Yesterday, I talked about the first two R words in the baptismal covenant: renounce and reject. For someone like me, who is called to written word as a deacon in the United Methodist Church, the first two R’s are really easy. I see injustice, and I tell people about it. Sometimes loudly. What’s not easy is renouncing and rejecting evil in the world without giving in to the anger and hate that so easily entangles when I feel passionately about something. It’s also really tough to take a stance on anything without offending someone.
The latter, I can handle. I know that speaking out against evil has always been an unpopular task, and if I aim to please everyone on earth, I’m complicit in my silence. But what I cannot be okay with, is hurting someone because of my tone and how I engage in conversation.
I remember posting a status on Facebook lamenting police brutality against people of color, and it was like the sky fell, man. I was accused of perpetuating violent crime against police by fueling the fire. People I haven’t spoken with face to face in years decided now was the time to re-engage in my life. The conversation devolved into yelling points taken verbatim from some of the most conservative and liberal media out there. I tried to moderate the conversation and steer it back on track (I’m all for healthy debate on policy, but I will not debate the inherent dignity of human beings), but it ended up with a real-life #thanksobama comment and something like, “you young people just don’t know what it was like during the Civil Rights Movement, so move along.”
My final comment before I deleted the entire thread went something like this: “Aaaaaalllrrighty then. Two thumbs down for how this went. I will not back down from my stance, and I’m happy to debate policy with anyone via private message. What I will not tolerate is people I know and love accusing others, belittling others, and refusing to actually discuss. Byyyyee.”
Here’s an interesting detail: Every person that engaged in that discussion claims to be a Christian. Every. Single. Person.
I could feel my heart rate increase and my face flush. My stomach felt a little sour, but I felt really good about throwing out some statistics that proved my point. And it was all in the name of justice.
But there was no mercy.

OBJECTIVES:
A) Substitute "figures" for "statistics" in the reflection on the baptismal covenant, and give the portion starting with "My final comment" and going on through "name of justice.".
B) Carry the reflection on the baptismal covenant forward from its closing sentence.

RAW DATA:
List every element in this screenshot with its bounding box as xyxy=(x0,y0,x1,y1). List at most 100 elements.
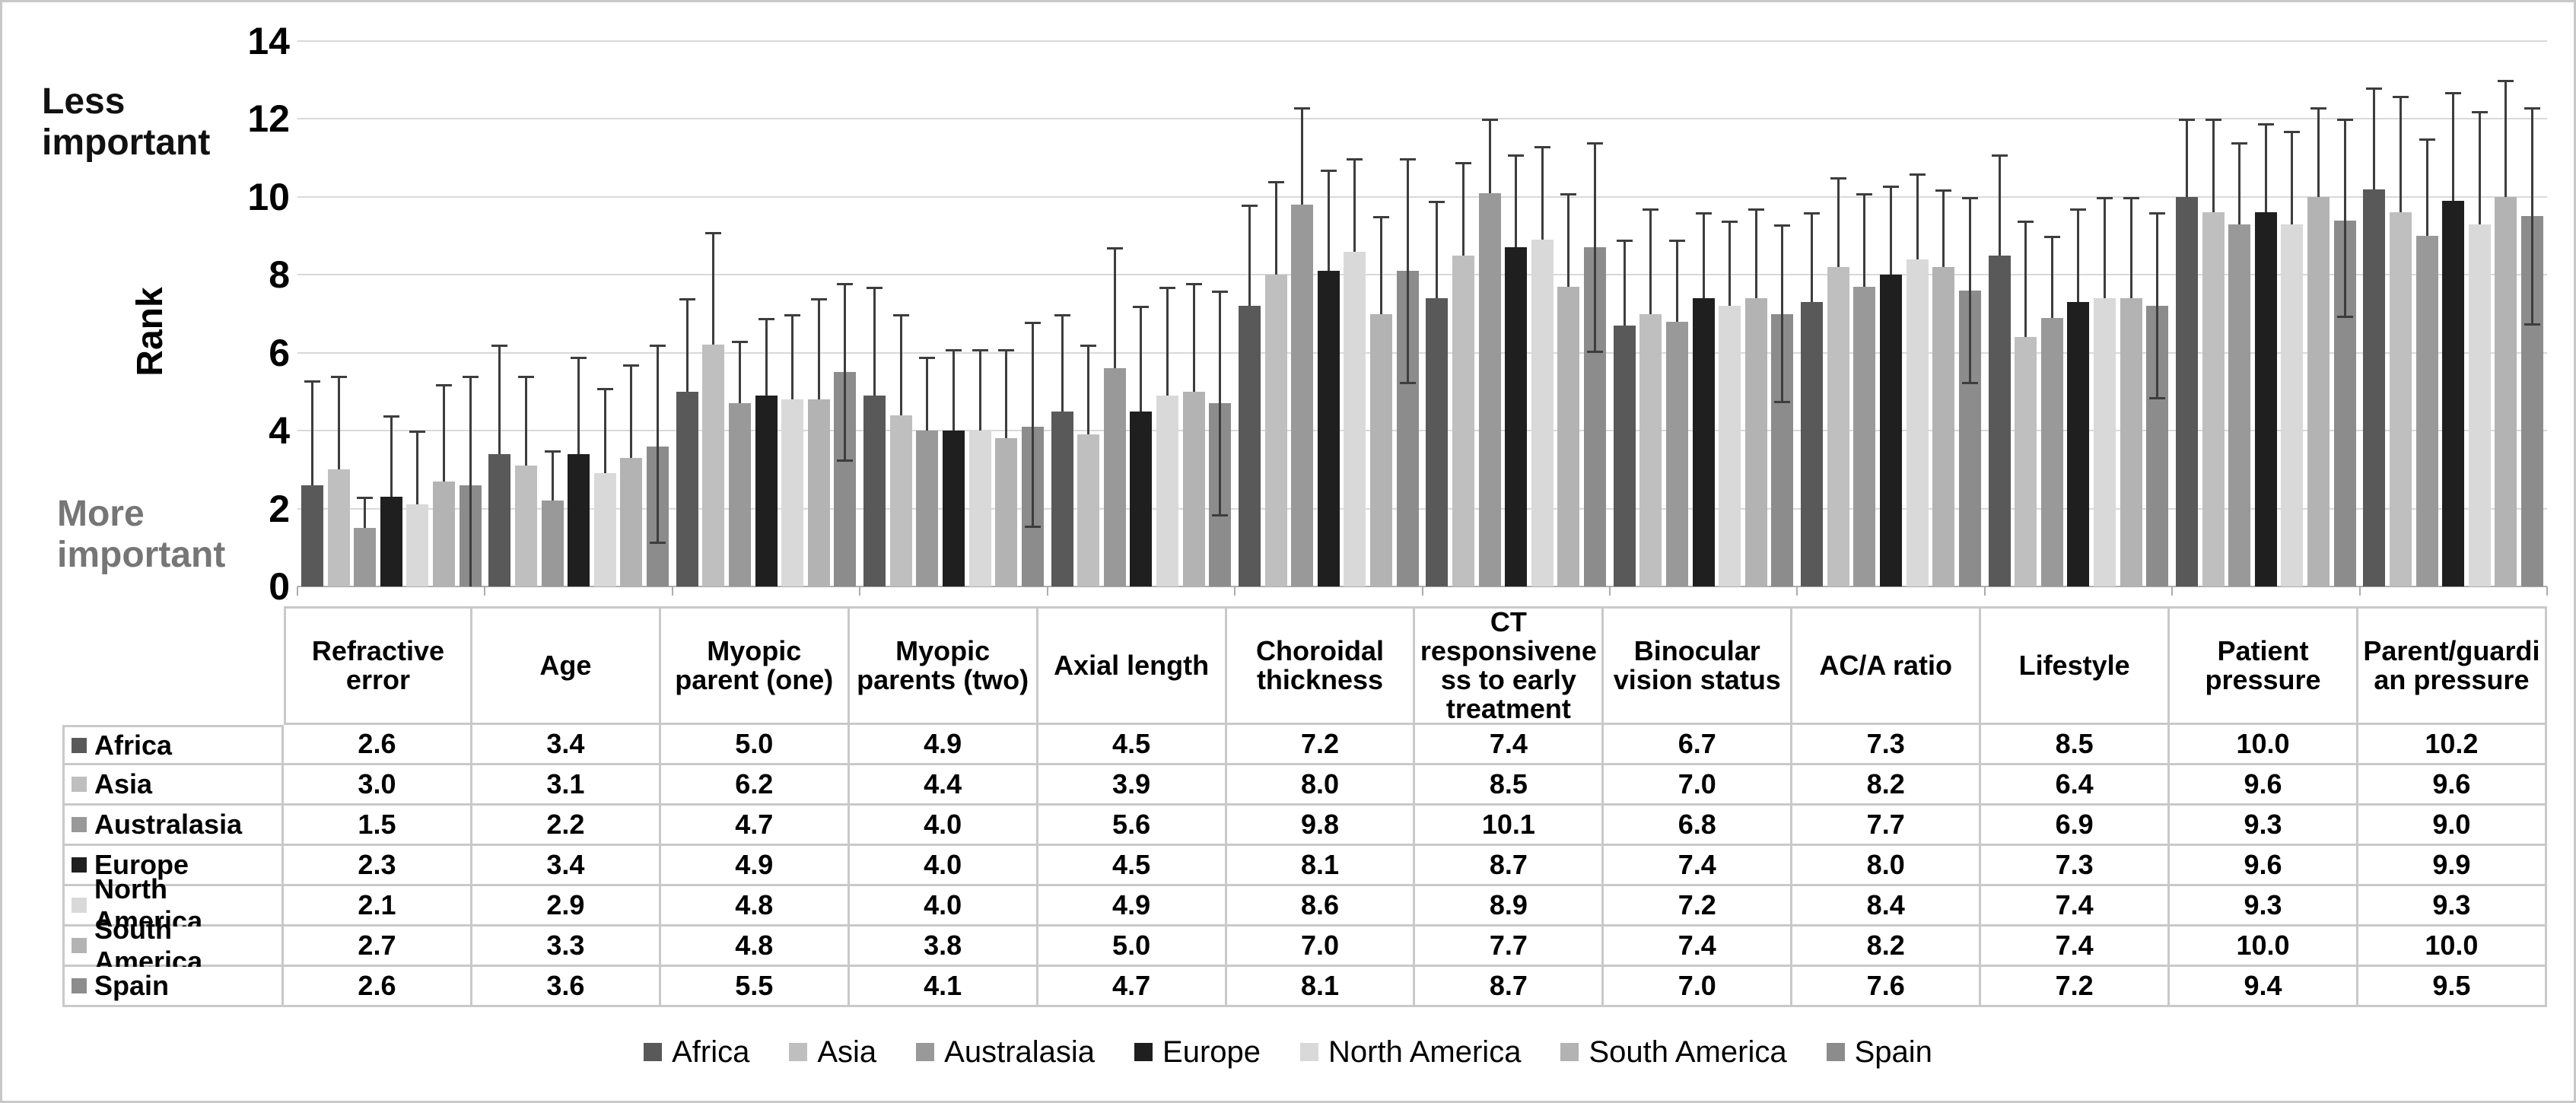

OUTPUTS IN ORDER:
A)
My final comment before I deleted the entire thread went something like this: “Aaaaaalllrrighty then. Two thumbs down for how this went. I will not back down from my stance, and I’m happy to debate policy with anyone via private message. What I will not tolerate is people I know and love accusing others, belittling others, and refusing to actually discuss. Byyyyee.”
Here’s an interesting detail: Every person that engaged in that discussion claims to be a Christian. Every. Single. Person.
I could feel my heart rate increase and my face flush. My stomach felt a little sour, but I felt really good about throwing out some figures that proved my point. And it was all in the name of justice.

B)
For me, it’s really easy to renounce. It’s also very easy for me to reject, and here’s why: because I’m really good at seeing what’s wrong in everyone else.
But I have to admit that I’ve got blind spots when it comes to myself. I can’t observe my thoughts and actions objectively; I like to give myself the benefit of the doubt while holding others to an especially high standard.
So while I may have been accurate with my statistics, and while I may have been right in my assessment of police brutality, I still wasn’t righteous. I was angry – and yes, there are times for holy anger – but I had become bitter, assuming the worst of my conversation partners.
I so easily renounced and rejected them. But what about me?
The way to peaceful conversation is assuming the best in everyone. Staying humble. Being open to opposing views, and remembering truth – real facts, but also the truth that all people (even the ones who believe alternate facts) are created in the image of God, and no one is too far gone.
I can renounce. I can reject. But can I repent?
In English, repentance means to feel sorry for sin or fault. But in Hebrew, repentance means to turn or return. The Hebrew word is shuv (shooooooooove). The best way I can describe shuv is to walk one way, stop, turn around, and walk the other way. Literally, to turn. It requires an acknowledgement that I’m going the wrong way. It requires movement. It requires action. It requires commitment to retrace my steps to get back on track. This shuv business is no joke.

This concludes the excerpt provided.